Dataset items
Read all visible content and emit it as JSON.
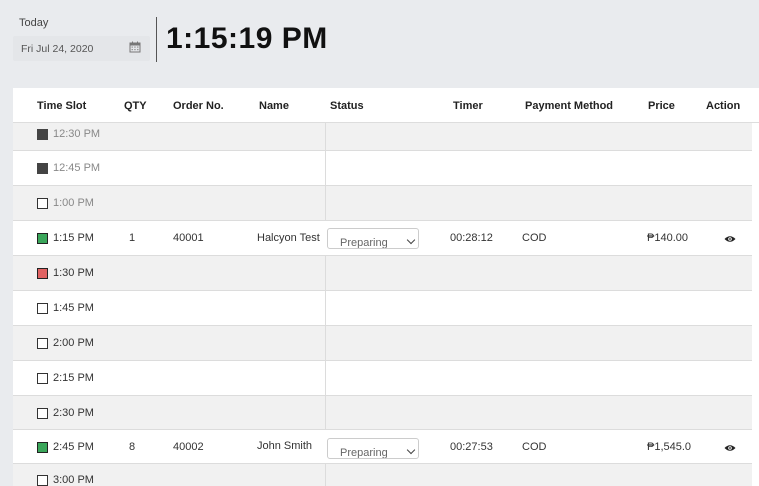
{
  "header": {
    "today_label": "Today",
    "date_value": "Fri Jul 24, 2020",
    "calendar_icon": "calendar-icon",
    "clock": "1:15:19 PM"
  },
  "table": {
    "columns": [
      "Time Slot",
      "QTY",
      "Order No.",
      "Name",
      "Status",
      "Timer",
      "Payment Method",
      "Price",
      "Action"
    ],
    "rows": [
      {
        "slot": "12:30 PM",
        "marker": "dark",
        "muted": true
      },
      {
        "slot": "12:45 PM",
        "marker": "dark",
        "muted": true
      },
      {
        "slot": "1:00 PM",
        "marker": "empty",
        "muted": true
      },
      {
        "slot": "1:15 PM",
        "marker": "green",
        "muted": false,
        "qty": "1",
        "order_no": "40001",
        "name": "Halcyon Test",
        "status": "Preparing",
        "timer": "00:28:12",
        "payment": "COD",
        "price": "₱140.00",
        "action_icon": "eye-icon"
      },
      {
        "slot": "1:30 PM",
        "marker": "red",
        "muted": false
      },
      {
        "slot": "1:45 PM",
        "marker": "empty",
        "muted": false
      },
      {
        "slot": "2:00 PM",
        "marker": "empty",
        "muted": false
      },
      {
        "slot": "2:15 PM",
        "marker": "empty",
        "muted": false
      },
      {
        "slot": "2:30 PM",
        "marker": "empty",
        "muted": false
      },
      {
        "slot": "2:45 PM",
        "marker": "green",
        "muted": false,
        "qty": "8",
        "order_no": "40002",
        "name": "John Smith",
        "status": "Preparing",
        "timer": "00:27:53",
        "payment": "COD",
        "price": "₱1,545.0",
        "action_icon": "eye-icon"
      },
      {
        "slot": "3:00 PM",
        "marker": "empty",
        "muted": false
      }
    ]
  }
}
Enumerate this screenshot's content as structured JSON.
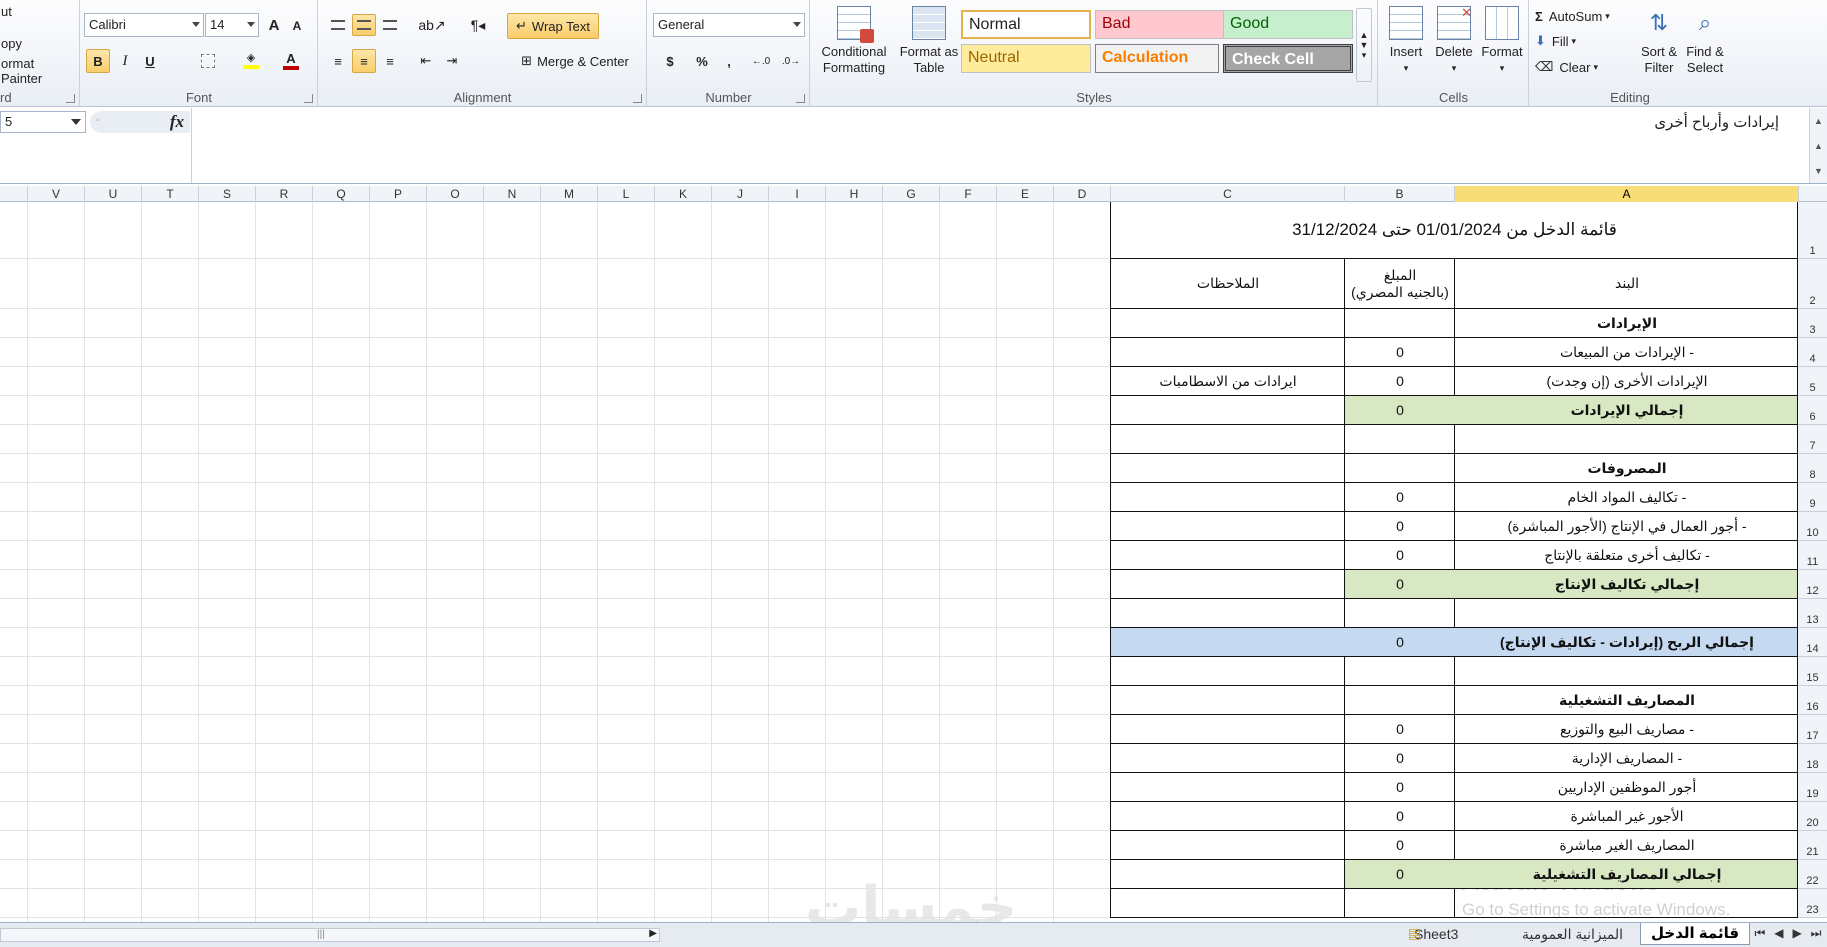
{
  "clipboard": {
    "cut_label": "ut",
    "copy_label": "opy",
    "painter_label": "ormat Painter",
    "group_label": "rd"
  },
  "font": {
    "name": "Calibri",
    "size": "14",
    "group_label": "Font",
    "bold": "B",
    "italic": "I",
    "underline": "U",
    "grow": "A",
    "shrink": "A",
    "font_color": "#c00000",
    "highlight_color": "#ffff00"
  },
  "alignment": {
    "wrap_label": "Wrap Text",
    "merge_label": "Merge & Center",
    "group_label": "Alignment"
  },
  "number": {
    "format": "General",
    "currency": "$",
    "percent": "%",
    "comma": ",",
    "group_label": "Number"
  },
  "styles": {
    "conditional_label_1": "Conditional",
    "conditional_label_2": "Formatting",
    "table_label_1": "Format as",
    "table_label_2": "Table",
    "normal": "Normal",
    "bad": "Bad",
    "good": "Good",
    "neutral": "Neutral",
    "calculation": "Calculation",
    "check_cell": "Check Cell",
    "group_label": "Styles"
  },
  "cells": {
    "insert": "Insert",
    "delete": "Delete",
    "format": "Format",
    "group_label": "Cells"
  },
  "editing": {
    "autosum": "AutoSum",
    "fill": "Fill",
    "clear": "Clear",
    "sort_1": "Sort &",
    "sort_2": "Filter",
    "find_1": "Find &",
    "find_2": "Select",
    "group_label": "Editing"
  },
  "formula_bar": {
    "name_box": "5",
    "fx": "fx",
    "content": "إيرادات وأرباح أخرى"
  },
  "columns": [
    "V",
    "U",
    "T",
    "S",
    "R",
    "Q",
    "P",
    "O",
    "N",
    "M",
    "L",
    "K",
    "J",
    "I",
    "H",
    "G",
    "F",
    "E",
    "D",
    "C",
    "B",
    "A"
  ],
  "sheet": {
    "title": "قائمة الدخل من 01/01/2024 حتى 31/12/2024",
    "header_item": "البند",
    "header_amount_1": "المبلغ",
    "header_amount_2": "(بالجنيه المصري)",
    "header_notes": "الملاحظات",
    "rows": [
      {
        "num": "3",
        "item": "الإيرادات",
        "amount": "",
        "note": "",
        "style": "bold"
      },
      {
        "num": "4",
        "item": "- الإيرادات من المبيعات",
        "amount": "0",
        "note": "",
        "style": ""
      },
      {
        "num": "5",
        "item": "الإيرادات الأخرى (إن وجدت)",
        "amount": "0",
        "note": "ايرادات من الاسطامبات",
        "style": ""
      },
      {
        "num": "6",
        "item": "إجمالي الإيرادات",
        "amount": "0",
        "note": "",
        "style": "green"
      },
      {
        "num": "7",
        "item": "",
        "amount": "",
        "note": "",
        "style": ""
      },
      {
        "num": "8",
        "item": "المصروفات",
        "amount": "",
        "note": "",
        "style": "bold"
      },
      {
        "num": "9",
        "item": "- تكاليف المواد الخام",
        "amount": "0",
        "note": "",
        "style": ""
      },
      {
        "num": "10",
        "item": "- أجور العمال في الإنتاج (الأجور المباشرة)",
        "amount": "0",
        "note": "",
        "style": ""
      },
      {
        "num": "11",
        "item": "- تكاليف أخرى متعلقة بالإنتاج",
        "amount": "0",
        "note": "",
        "style": ""
      },
      {
        "num": "12",
        "item": "إجمالي تكاليف الإنتاج",
        "amount": "0",
        "note": "",
        "style": "green"
      },
      {
        "num": "13",
        "item": "",
        "amount": "",
        "note": "",
        "style": ""
      },
      {
        "num": "14",
        "item": "إجمالي الربح (إيرادات - تكاليف الإنتاج)",
        "amount": "0",
        "note": "",
        "style": "blue"
      },
      {
        "num": "15",
        "item": "",
        "amount": "",
        "note": "",
        "style": ""
      },
      {
        "num": "16",
        "item": "المصاريف التشغيلية",
        "amount": "",
        "note": "",
        "style": "bold"
      },
      {
        "num": "17",
        "item": "- مصاريف البيع والتوزيع",
        "amount": "0",
        "note": "",
        "style": ""
      },
      {
        "num": "18",
        "item": "- المصاريف الإدارية",
        "amount": "0",
        "note": "",
        "style": ""
      },
      {
        "num": "19",
        "item": "أجور الموظفين الإداريين",
        "amount": "0",
        "note": "",
        "style": ""
      },
      {
        "num": "20",
        "item": "الأجور غير المباشرة",
        "amount": "0",
        "note": "",
        "style": ""
      },
      {
        "num": "21",
        "item": "المصاريف الغير مباشرة",
        "amount": "0",
        "note": "",
        "style": ""
      },
      {
        "num": "22",
        "item": "إجمالي المصاريف التشغيلية",
        "amount": "0",
        "note": "",
        "style": "green"
      },
      {
        "num": "23",
        "item": "",
        "amount": "",
        "note": "",
        "style": ""
      }
    ],
    "title_row_num": "1",
    "header_row_num": "2"
  },
  "tabs": [
    "قائمة الدخل",
    "الميزانية العمومية",
    "Sheet3"
  ],
  "watermark_1": "Activate Windows",
  "watermark_2": "Go to Settings to activate Windows.",
  "brand_watermark": "خمسات"
}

**PROBLEM DESCRIPTION**:
Each entry above is to be written out again unchanged, apart from the pictures, which are left out.

**SOLUTION**:
Read all visible content and emit it as JSON.
{
  "header": {
    "today_label": "Today",
    "date_value": "Fri Jul 24, 2020",
    "calendar_icon": "calendar-icon",
    "clock": "1:15:19 PM"
  },
  "table": {
    "columns": [
      "Time Slot",
      "QTY",
      "Order No.",
      "Name",
      "Status",
      "Timer",
      "Payment Method",
      "Price",
      "Action"
    ],
    "rows": [
      {
        "slot": "12:30 PM",
        "marker": "dark",
        "muted": true
      },
      {
        "slot": "12:45 PM",
        "marker": "dark",
        "muted": true
      },
      {
        "slot": "1:00 PM",
        "marker": "empty",
        "muted": true
      },
      {
        "slot": "1:15 PM",
        "marker": "green",
        "muted": false,
        "qty": "1",
        "order_no": "40001",
        "name": "Halcyon Test",
        "status": "Preparing",
        "timer": "00:28:12",
        "payment": "COD",
        "price": "₱140.00",
        "action_icon": "eye-icon"
      },
      {
        "slot": "1:30 PM",
        "marker": "red",
        "muted": false
      },
      {
        "slot": "1:45 PM",
        "marker": "empty",
        "muted": false
      },
      {
        "slot": "2:00 PM",
        "marker": "empty",
        "muted": false
      },
      {
        "slot": "2:15 PM",
        "marker": "empty",
        "muted": false
      },
      {
        "slot": "2:30 PM",
        "marker": "empty",
        "muted": false
      },
      {
        "slot": "2:45 PM",
        "marker": "green",
        "muted": false,
        "qty": "8",
        "order_no": "40002",
        "name": "John Smith",
        "status": "Preparing",
        "timer": "00:27:53",
        "payment": "COD",
        "price": "₱1,545.0",
        "action_icon": "eye-icon"
      },
      {
        "slot": "3:00 PM",
        "marker": "empty",
        "muted": false
      }
    ]
  }
}
Enumerate this screenshot's content as structured JSON.
{
  "clipboard": {
    "cut_label": "ut",
    "copy_label": "opy",
    "painter_label": "ormat Painter",
    "group_label": "rd"
  },
  "font": {
    "name": "Calibri",
    "size": "14",
    "group_label": "Font",
    "bold": "B",
    "italic": "I",
    "underline": "U",
    "grow": "A",
    "shrink": "A",
    "font_color": "#c00000",
    "highlight_color": "#ffff00"
  },
  "alignment": {
    "wrap_label": "Wrap Text",
    "merge_label": "Merge & Center",
    "group_label": "Alignment"
  },
  "number": {
    "format": "General",
    "currency": "$",
    "percent": "%",
    "comma": ",",
    "group_label": "Number"
  },
  "styles": {
    "conditional_label_1": "Conditional",
    "conditional_label_2": "Formatting",
    "table_label_1": "Format as",
    "table_label_2": "Table",
    "normal": "Normal",
    "bad": "Bad",
    "good": "Good",
    "neutral": "Neutral",
    "calculation": "Calculation",
    "check_cell": "Check Cell",
    "group_label": "Styles"
  },
  "cells": {
    "insert": "Insert",
    "delete": "Delete",
    "format": "Format",
    "group_label": "Cells"
  },
  "editing": {
    "autosum": "AutoSum",
    "fill": "Fill",
    "clear": "Clear",
    "sort_1": "Sort &",
    "sort_2": "Filter",
    "find_1": "Find &",
    "find_2": "Select",
    "group_label": "Editing"
  },
  "formula_bar": {
    "name_box": "5",
    "fx": "fx",
    "content": "إيرادات وأرباح أخرى"
  },
  "columns": [
    "V",
    "U",
    "T",
    "S",
    "R",
    "Q",
    "P",
    "O",
    "N",
    "M",
    "L",
    "K",
    "J",
    "I",
    "H",
    "G",
    "F",
    "E",
    "D",
    "C",
    "B",
    "A"
  ],
  "sheet": {
    "title": "قائمة الدخل من 01/01/2024 حتى 31/12/2024",
    "header_item": "البند",
    "header_amount_1": "المبلغ",
    "header_amount_2": "(بالجنيه المصري)",
    "header_notes": "الملاحظات",
    "rows": [
      {
        "num": "3",
        "item": "الإيرادات",
        "amount": "",
        "note": "",
        "style": "bold"
      },
      {
        "num": "4",
        "item": "- الإيرادات من المبيعات",
        "amount": "0",
        "note": "",
        "style": ""
      },
      {
        "num": "5",
        "item": "الإيرادات الأخرى (إن وجدت)",
        "amount": "0",
        "note": "ايرادات من الاسطامبات",
        "style": ""
      },
      {
        "num": "6",
        "item": "إجمالي الإيرادات",
        "amount": "0",
        "note": "",
        "style": "green"
      },
      {
        "num": "7",
        "item": "",
        "amount": "",
        "note": "",
        "style": ""
      },
      {
        "num": "8",
        "item": "المصروفات",
        "amount": "",
        "note": "",
        "style": "bold"
      },
      {
        "num": "9",
        "item": "- تكاليف المواد الخام",
        "amount": "0",
        "note": "",
        "style": ""
      },
      {
        "num": "10",
        "item": "- أجور العمال في الإنتاج (الأجور المباشرة)",
        "amount": "0",
        "note": "",
        "style": ""
      },
      {
        "num": "11",
        "item": "- تكاليف أخرى متعلقة بالإنتاج",
        "amount": "0",
        "note": "",
        "style": ""
      },
      {
        "num": "12",
        "item": "إجمالي تكاليف الإنتاج",
        "amount": "0",
        "note": "",
        "style": "green"
      },
      {
        "num": "13",
        "item": "",
        "amount": "",
        "note": "",
        "style": ""
      },
      {
        "num": "14",
        "item": "إجمالي الربح (إيرادات - تكاليف الإنتاج)",
        "amount": "0",
        "note": "",
        "style": "blue"
      },
      {
        "num": "15",
        "item": "",
        "amount": "",
        "note": "",
        "style": ""
      },
      {
        "num": "16",
        "item": "المصاريف التشغيلية",
        "amount": "",
        "note": "",
        "style": "bold"
      },
      {
        "num": "17",
        "item": "- مصاريف البيع والتوزيع",
        "amount": "0",
        "note": "",
        "style": ""
      },
      {
        "num": "18",
        "item": "- المصاريف الإدارية",
        "amount": "0",
        "note": "",
        "style": ""
      },
      {
        "num": "19",
        "item": "أجور الموظفين الإداريين",
        "amount": "0",
        "note": "",
        "style": ""
      },
      {
        "num": "20",
        "item": "الأجور غير المباشرة",
        "amount": "0",
        "note": "",
        "style": ""
      },
      {
        "num": "21",
        "item": "المصاريف الغير مباشرة",
        "amount": "0",
        "note": "",
        "style": ""
      },
      {
        "num": "22",
        "item": "إجمالي المصاريف التشغيلية",
        "amount": "0",
        "note": "",
        "style": "green"
      },
      {
        "num": "23",
        "item": "",
        "amount": "",
        "note": "",
        "style": ""
      }
    ],
    "title_row_num": "1",
    "header_row_num": "2"
  },
  "tabs": [
    "قائمة الدخل",
    "الميزانية العمومية",
    "Sheet3"
  ],
  "watermark_1": "Activate Windows",
  "watermark_2": "Go to Settings to activate Windows.",
  "brand_watermark": "خمسات"
}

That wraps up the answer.